>>>

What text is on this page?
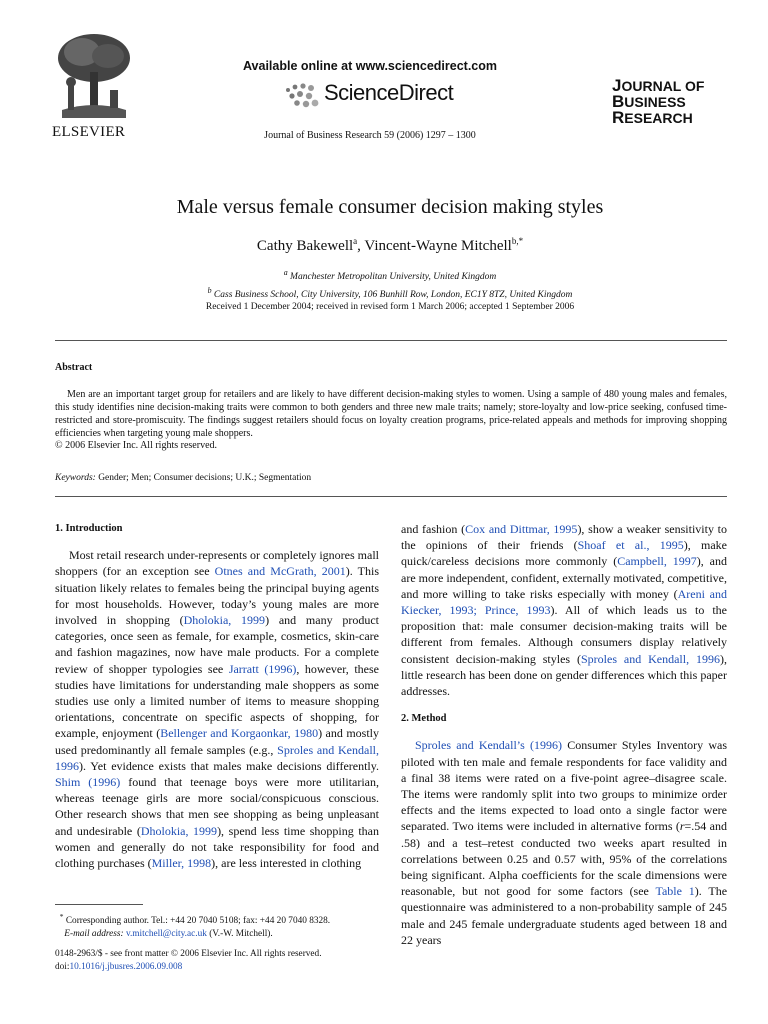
ELSEVIER
Available online at www.sciencedirect.com
ScienceDirect
Journal of Business Research 59 (2006) 1297 – 1300
JOURNAL OF
BUSINESS
RESEARCH
Male versus female consumer decision making styles
Cathy Bakewell$^a$, Vincent-Wayne Mitchell$^{b,*}$
$^a$ Manchester Metropolitan University, United Kingdom
$^b$ Cass Business School, City University, 106 Bunhill Row, London, EC1Y 8TZ, United Kingdom
Received 1 December 2004; received in revised form 1 March 2006; accepted 1 September 2006
Abstract
Men are an important target group for retailers and are likely to have different decision-making styles to women. Using a sample of 480 young males and females, this study identifies nine decision-making traits were common to both genders and three new male traits; namely; store-loyalty and low-price seeking, confused time-restricted and store-promiscuity. The findings suggest retailers should focus on loyalty creation programs, price-related appeals and methods for improving shopping efficiencies when targeting young male shoppers.
© 2006 Elsevier Inc. All rights reserved.
Keywords: Gender; Men; Consumer decisions; U.K.; Segmentation
1. Introduction

Most retail research under-represents or completely ignores mall shoppers (for an exception see Otnes and McGrath, 2001). This situation likely relates to females being the principal buying agents for most households. However, today’s young males are more involved in shopping (Dholokia, 1999) and many product categories, once seen as female, for example, cosmetics, skin-care and fashion magazines, now have male products. For a complete review of shopper typologies see Jarratt (1996), however, these studies have limitations for understanding male shoppers as some studies use only a limited number of items to measure shopping orientations, concentrate on specific aspects of shopping, for example, enjoyment (Bellenger and Korgaonkar, 1980) and mostly used predominantly all female samples (e.g., Sproles and Kendall, 1996). Yet evidence exists that males make decisions differently. Shim (1996) found that teenage boys were more utilitarian, whereas teenage girls are more social/conspicuous conscious. Other research shows that men see shopping as being unpleasant and undesirable (Dholokia, 1999), spend less time shopping than women and generally do not take responsibility for food and clothing purchases (Miller, 1998), are less interested in clothing

and fashion (Cox and Dittmar, 1995), show a weaker sensitivity to the opinions of their friends (Shoaf et al., 1995), make quick/careless decisions more commonly (Campbell, 1997), and are more independent, confident, externally motivated, competitive, and more willing to take risks especially with money (Areni and Kiecker, 1993; Prince, 1993). All of which leads us to the proposition that: male consumer decision-making traits will be different from females. Although consumers display relatively consistent decision-making styles (Sproles and Kendall, 1996), little research has been done on gender differences which this paper addresses.

2. Method

Sproles and Kendall’s (1996) Consumer Styles Inventory was piloted with ten male and female respondents for face validity and a final 38 items were rated on a five-point agree–disagree scale. The items were randomly split into two groups to minimize order effects and the items expected to load onto a single factor were separated. Two items were included in alternative forms (r=.54 and .58) and a test–retest conducted two weeks apart resulted in correlations between 0.25 and 0.57 with, 95% of the correlations being significant. Alpha coefficients for the scale dimensions were reasonable, but not good for some factors (see Table 1). The questionnaire was administered to a non-probability sample of 245 male and 245 female undergraduate students aged between 18 and 22 years

* Corresponding author. Tel.: +44 20 7040 5108; fax: +44 20 7040 8328.
E-mail address: v.mitchell@city.ac.uk (V.-W. Mitchell).
0148-2963/$ - see front matter © 2006 Elsevier Inc. All rights reserved.
doi:10.1016/j.jbusres.2006.09.008
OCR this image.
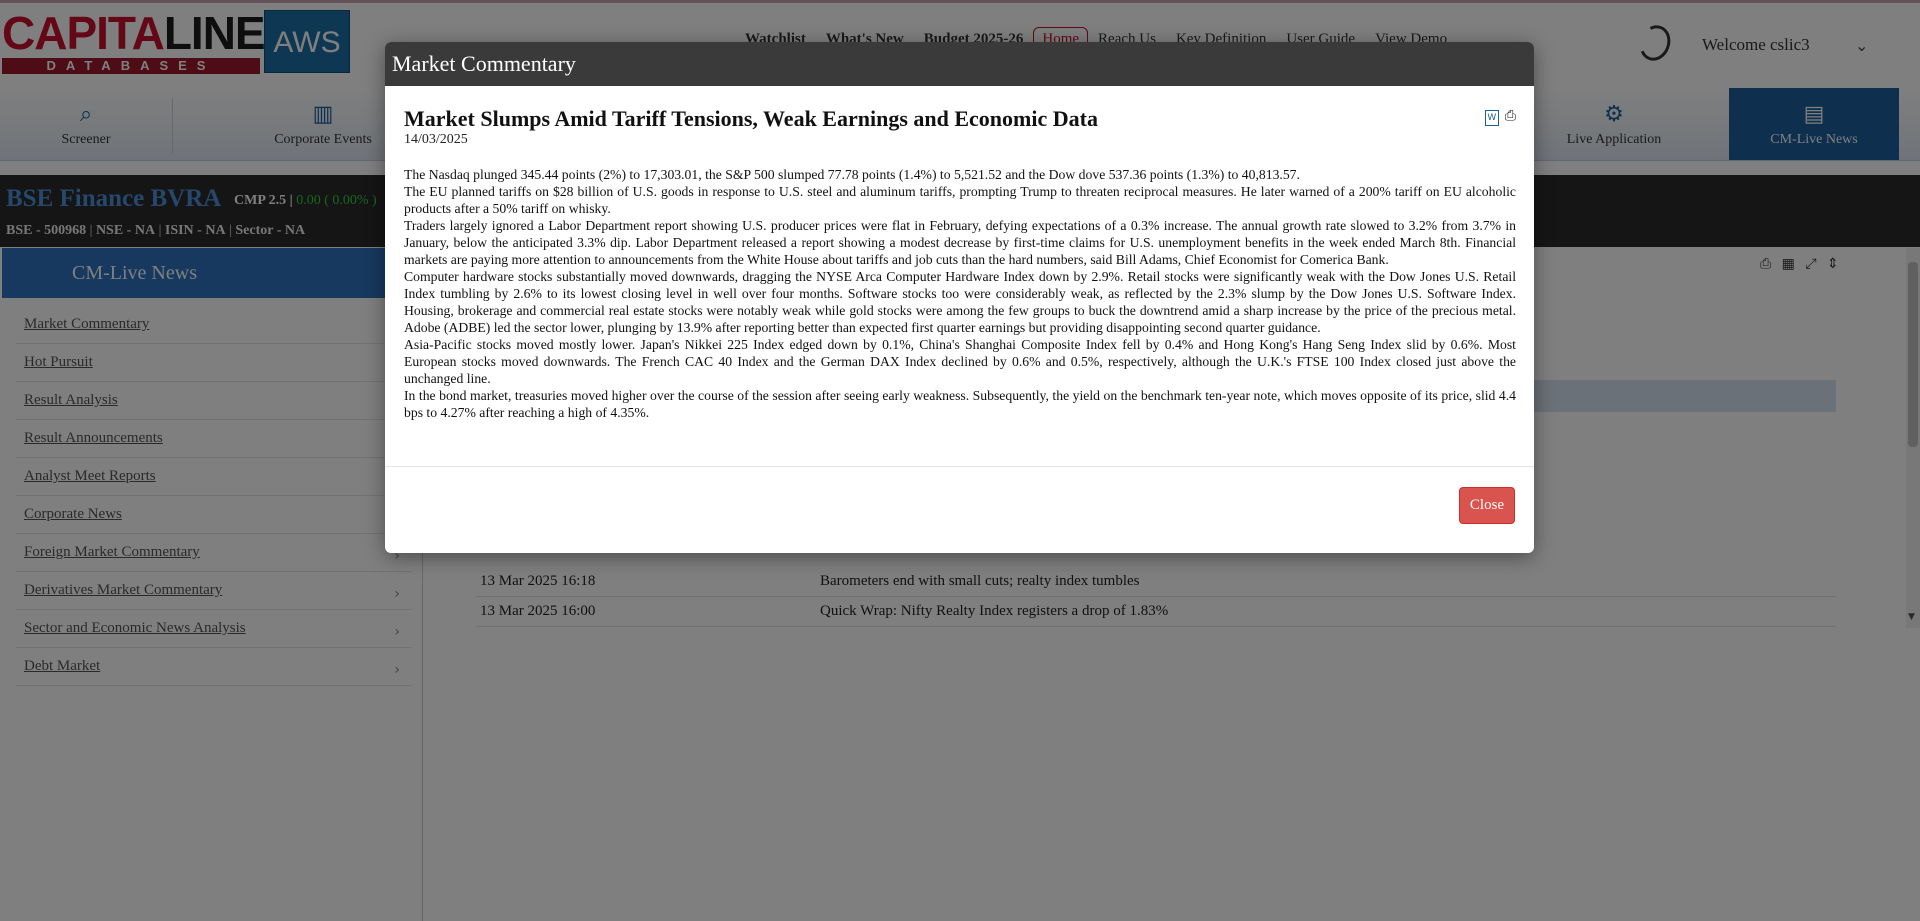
Market Commentary
W ⎙
Market Slumps Amid Tariff Tensions, Weak Earnings and Economic Data
14/03/2025

The Nasdaq plunged 345.44 points (2%) to 17,303.01, the S&P 500 slumped 77.78 points (1.4%) to 5,521.52 and the Dow dove 537.36 points (1.3%) to 40,813.57.

The EU planned tariffs on $28 billion of U.S. goods in response to U.S. steel and aluminum tariffs, prompting Trump to threaten reciprocal measures. He later warned of a 200% tariff on EU alcoholic products after a 50% tariff on whisky.

Traders largely ignored a Labor Department report showing U.S. producer prices were flat in February, defying expectations of a 0.3% increase. The annual growth rate slowed to 3.2% from 3.7% in January, below the anticipated 3.3% dip. Labor Department released a report showing a modest decrease by first-time claims for U.S. unemployment benefits in the week ended March 8th. Financial markets are paying more attention to announcements from the White House about tariffs and job cuts than the hard numbers, said Bill Adams, Chief Economist for Comerica Bank.

Computer hardware stocks substantially moved downwards, dragging the NYSE Arca Computer Hardware Index down by 2.9%. Retail stocks were significantly weak with the Dow Jones U.S. Retail Index tumbling by 2.6% to its lowest closing level in well over four months. Software stocks too were considerably weak, as reflected by the 2.3% slump by the Dow Jones U.S. Software Index. Housing, brokerage and commercial real estate stocks were notably weak while gold stocks were among the few groups to buck the downtrend amid a sharp increase by the price of the precious metal. Adobe (ADBE) led the sector lower, plunging by 13.9% after reporting better than expected first quarter earnings but providing disappointing second quarter guidance.

Asia-Pacific stocks moved mostly lower. Japan's Nikkei 225 Index edged down by 0.1%, China's Shanghai Composite Index fell by 0.4% and Hong Kong's Hang Seng Index slid by 0.6%. Most European stocks moved downwards. The French CAC 40 Index and the German DAX Index declined by 0.6% and 0.5%, respectively, although the U.K.'s FTSE 100 Index closed just above the unchanged line.

In the bond market, treasuries moved higher over the course of the session after seeing early weakness. Subsequently, the yield on the benchmark ten-year note, which moves opposite of its price, slid 4.4 bps to 4.27% after reaching a high of 4.35%.

Close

<<<

**Exercise description**
Extract from the data every line where "shopping" shows up.

**Exercise answer**
Men are an important target group for retailers and are likely to have different decision-making styles to women. Using a sample of 480 young males and females, this study identifies nine decision-making traits were common to both genders and three new male traits; namely; store-loyalty and low-price seeking, confused time-restricted and store-promiscuity. The findings suggest retailers should focus on loyalty creation programs, price-related appeals and methods for improving shopping efficiencies when targeting young male shoppers.
Most retail research under-represents or completely ignores mall shoppers (for an exception see Otnes and McGrath, 2001). This situation likely relates to females being the principal buying agents for most households. However, today’s young males are more involved in shopping (Dholokia, 1999) and many product categories, once seen as female, for example, cosmetics, skin-care and fashion magazines, now have male products. For a complete review of shopper typologies see Jarratt (1996), however, these studies have limitations for understanding male shoppers as some studies use only a limited number of items to measure shopping orientations, concentrate on specific aspects of shopping, for example, enjoyment (Bellenger and Korgaonkar, 1980) and mostly used predominantly all female samples (e.g., Sproles and Kendall, 1996). Yet evidence exists that males make decisions differently. Shim (1996) found that teenage boys were more utilitarian, whereas teenage girls are more social/conspicuous conscious. Other research shows that men see shopping as being unpleasant and undesirable (Dholokia, 1999), spend less time shopping than women and generally do not take responsibility for food and clothing purchases (Miller, 1998), are less interested in clothing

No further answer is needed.